**Task instructions**:
Each line of the material must be returned exactly.

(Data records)
◇ ◇ ◇ ◇ ◇ ◇ ◇

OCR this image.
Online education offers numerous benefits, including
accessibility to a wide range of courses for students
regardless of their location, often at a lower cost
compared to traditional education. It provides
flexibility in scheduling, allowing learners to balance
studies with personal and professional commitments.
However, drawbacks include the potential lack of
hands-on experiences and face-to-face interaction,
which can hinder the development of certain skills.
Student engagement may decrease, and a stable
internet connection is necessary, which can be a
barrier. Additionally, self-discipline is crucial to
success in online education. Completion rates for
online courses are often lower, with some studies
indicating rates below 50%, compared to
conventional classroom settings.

◇ ◇ ◇ ◇ ◇ ◇ ◇

**Answer for this exercise**:
OCR this image.
Online education offers numerous benefits, including
accessibility to a wide range of courses for students
regardless of their location, often at a lower cost
compared to traditional education. It provides
flexibility in scheduling, allowing learners to balance
studies with personal and professional commitments.
However, drawbacks include the potential lack of
hands-on experiences and face-to-face interaction,
which can hinder the development of certain skills.
Student engagement may decrease, and a stable
internet connection is necessary, which can be a
barrier. Additionally, self-discipline is crucial to
success in online education. Completion rates for
online courses are often lower, with some studies
indicating rates below 50%, compared to
conventional classroom settings.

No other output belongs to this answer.